Aim of the task: Extract all lines that hold "Harmonie" from the records below.

* START Entries *

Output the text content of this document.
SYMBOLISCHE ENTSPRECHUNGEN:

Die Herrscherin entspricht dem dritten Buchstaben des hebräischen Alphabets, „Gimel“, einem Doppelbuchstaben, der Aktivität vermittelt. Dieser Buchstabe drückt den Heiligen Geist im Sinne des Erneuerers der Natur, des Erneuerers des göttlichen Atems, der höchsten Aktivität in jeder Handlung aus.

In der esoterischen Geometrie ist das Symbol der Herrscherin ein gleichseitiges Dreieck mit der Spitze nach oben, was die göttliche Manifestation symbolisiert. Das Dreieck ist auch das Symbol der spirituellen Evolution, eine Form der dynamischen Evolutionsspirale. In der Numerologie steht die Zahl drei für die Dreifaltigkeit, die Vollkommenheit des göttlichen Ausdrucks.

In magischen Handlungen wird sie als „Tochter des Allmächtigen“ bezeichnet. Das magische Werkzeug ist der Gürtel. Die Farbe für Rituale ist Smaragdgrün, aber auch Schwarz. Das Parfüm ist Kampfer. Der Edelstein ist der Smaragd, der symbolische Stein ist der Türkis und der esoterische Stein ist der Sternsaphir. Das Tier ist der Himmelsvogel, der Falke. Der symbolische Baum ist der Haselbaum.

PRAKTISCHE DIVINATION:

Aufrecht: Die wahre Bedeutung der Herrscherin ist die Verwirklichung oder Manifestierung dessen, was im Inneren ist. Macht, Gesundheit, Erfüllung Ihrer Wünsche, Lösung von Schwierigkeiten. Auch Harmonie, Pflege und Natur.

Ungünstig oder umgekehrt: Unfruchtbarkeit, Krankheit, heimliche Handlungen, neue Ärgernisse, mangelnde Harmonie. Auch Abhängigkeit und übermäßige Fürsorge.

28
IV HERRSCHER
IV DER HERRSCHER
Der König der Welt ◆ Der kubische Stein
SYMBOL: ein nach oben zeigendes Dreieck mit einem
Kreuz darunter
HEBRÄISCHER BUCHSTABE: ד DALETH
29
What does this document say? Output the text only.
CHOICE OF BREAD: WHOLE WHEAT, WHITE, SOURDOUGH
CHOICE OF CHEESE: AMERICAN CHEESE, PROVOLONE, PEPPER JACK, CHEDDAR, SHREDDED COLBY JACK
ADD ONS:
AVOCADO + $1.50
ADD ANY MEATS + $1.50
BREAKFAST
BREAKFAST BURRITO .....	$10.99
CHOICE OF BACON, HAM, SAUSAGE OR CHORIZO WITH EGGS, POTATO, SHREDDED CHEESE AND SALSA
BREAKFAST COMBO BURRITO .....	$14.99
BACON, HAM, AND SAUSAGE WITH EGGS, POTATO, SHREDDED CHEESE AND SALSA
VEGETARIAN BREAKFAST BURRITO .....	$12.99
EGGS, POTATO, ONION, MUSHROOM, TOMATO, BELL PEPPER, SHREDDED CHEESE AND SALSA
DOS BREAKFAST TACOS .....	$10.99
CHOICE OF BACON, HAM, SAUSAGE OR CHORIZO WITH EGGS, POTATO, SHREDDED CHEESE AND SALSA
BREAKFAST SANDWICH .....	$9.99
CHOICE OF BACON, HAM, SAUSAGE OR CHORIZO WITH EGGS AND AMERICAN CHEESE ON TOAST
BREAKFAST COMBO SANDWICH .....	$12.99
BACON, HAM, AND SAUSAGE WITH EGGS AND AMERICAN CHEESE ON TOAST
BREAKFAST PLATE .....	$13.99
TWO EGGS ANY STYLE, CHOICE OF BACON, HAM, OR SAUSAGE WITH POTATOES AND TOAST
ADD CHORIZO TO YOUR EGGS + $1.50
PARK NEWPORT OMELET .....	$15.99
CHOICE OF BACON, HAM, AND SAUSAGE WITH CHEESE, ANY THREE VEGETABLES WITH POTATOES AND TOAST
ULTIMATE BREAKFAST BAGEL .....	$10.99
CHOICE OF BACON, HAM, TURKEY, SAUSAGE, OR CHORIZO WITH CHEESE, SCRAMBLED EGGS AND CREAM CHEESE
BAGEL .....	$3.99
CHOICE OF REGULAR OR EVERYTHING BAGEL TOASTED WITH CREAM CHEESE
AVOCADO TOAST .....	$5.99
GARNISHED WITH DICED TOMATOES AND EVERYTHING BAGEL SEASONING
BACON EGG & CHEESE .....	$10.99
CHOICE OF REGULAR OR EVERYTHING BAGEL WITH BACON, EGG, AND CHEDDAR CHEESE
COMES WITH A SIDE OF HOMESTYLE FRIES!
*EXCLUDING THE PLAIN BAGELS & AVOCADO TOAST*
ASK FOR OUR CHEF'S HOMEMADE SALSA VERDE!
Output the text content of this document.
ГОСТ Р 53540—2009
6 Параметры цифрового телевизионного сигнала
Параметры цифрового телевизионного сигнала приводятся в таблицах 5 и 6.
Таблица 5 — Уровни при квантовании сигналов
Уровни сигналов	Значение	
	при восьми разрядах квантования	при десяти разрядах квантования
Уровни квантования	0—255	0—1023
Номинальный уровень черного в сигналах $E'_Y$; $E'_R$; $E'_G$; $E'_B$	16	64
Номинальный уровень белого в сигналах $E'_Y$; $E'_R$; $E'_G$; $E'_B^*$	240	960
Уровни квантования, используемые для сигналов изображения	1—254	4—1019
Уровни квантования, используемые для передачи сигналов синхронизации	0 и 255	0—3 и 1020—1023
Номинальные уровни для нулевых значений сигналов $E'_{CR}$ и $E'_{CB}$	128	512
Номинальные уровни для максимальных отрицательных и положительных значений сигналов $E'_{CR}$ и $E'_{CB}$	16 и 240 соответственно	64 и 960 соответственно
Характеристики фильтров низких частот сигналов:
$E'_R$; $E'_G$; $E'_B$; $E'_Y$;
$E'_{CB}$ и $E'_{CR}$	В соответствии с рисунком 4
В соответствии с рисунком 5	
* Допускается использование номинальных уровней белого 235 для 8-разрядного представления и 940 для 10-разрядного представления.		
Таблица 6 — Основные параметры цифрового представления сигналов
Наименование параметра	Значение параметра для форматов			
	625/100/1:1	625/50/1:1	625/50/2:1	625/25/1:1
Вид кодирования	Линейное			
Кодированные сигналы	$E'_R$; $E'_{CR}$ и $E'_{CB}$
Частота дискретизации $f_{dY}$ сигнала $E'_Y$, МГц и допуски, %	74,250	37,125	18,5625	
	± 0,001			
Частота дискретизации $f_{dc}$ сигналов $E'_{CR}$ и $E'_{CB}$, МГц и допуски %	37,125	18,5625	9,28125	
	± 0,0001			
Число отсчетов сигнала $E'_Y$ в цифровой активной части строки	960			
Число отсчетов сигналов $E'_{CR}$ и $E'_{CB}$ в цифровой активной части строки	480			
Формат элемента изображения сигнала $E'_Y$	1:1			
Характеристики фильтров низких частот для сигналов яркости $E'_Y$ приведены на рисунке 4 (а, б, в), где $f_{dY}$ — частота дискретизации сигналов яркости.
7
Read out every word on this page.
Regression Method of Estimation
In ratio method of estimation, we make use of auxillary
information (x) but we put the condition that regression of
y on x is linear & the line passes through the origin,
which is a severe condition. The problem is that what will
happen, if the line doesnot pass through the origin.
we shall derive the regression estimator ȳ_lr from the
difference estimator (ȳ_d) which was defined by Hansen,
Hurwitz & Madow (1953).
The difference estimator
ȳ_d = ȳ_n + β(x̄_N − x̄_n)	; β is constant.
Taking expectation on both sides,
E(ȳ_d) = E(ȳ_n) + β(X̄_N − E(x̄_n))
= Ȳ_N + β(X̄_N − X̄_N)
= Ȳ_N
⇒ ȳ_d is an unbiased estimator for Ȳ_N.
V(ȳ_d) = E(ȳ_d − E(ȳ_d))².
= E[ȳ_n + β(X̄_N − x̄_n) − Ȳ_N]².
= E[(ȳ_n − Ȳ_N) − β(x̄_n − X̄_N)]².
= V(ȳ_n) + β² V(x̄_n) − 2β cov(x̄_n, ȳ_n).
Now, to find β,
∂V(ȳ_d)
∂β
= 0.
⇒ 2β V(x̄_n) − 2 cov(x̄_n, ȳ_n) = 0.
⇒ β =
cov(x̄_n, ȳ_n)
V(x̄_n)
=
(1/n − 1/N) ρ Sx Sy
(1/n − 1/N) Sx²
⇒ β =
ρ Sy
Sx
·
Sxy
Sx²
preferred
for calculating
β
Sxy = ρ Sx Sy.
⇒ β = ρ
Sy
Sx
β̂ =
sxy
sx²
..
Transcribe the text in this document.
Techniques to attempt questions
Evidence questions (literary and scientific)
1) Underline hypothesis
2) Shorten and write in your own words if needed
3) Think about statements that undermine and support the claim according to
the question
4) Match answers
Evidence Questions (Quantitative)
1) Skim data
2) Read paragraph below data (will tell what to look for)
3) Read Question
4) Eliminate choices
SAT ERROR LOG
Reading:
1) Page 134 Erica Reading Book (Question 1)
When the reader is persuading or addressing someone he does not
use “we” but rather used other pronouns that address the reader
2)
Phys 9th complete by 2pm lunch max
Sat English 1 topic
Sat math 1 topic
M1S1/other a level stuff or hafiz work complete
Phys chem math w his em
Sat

* END Entries *

Completed task:
Aufrecht: Die wahre Bedeutung der Herrscherin ist die Verwirklichung oder Manifestierung dessen, was im Inneren ist. Macht, Gesundheit, Erfüllung Ihrer Wünsche, Lösung von Schwierigkeiten. Auch Harmonie, Pflege und Natur.
Ungünstig oder umgekehrt: Unfruchtbarkeit, Krankheit, heimliche Handlungen, neue Ärgernisse, mangelnde Harmonie. Auch Abhängigkeit und übermäßige Fürsorge.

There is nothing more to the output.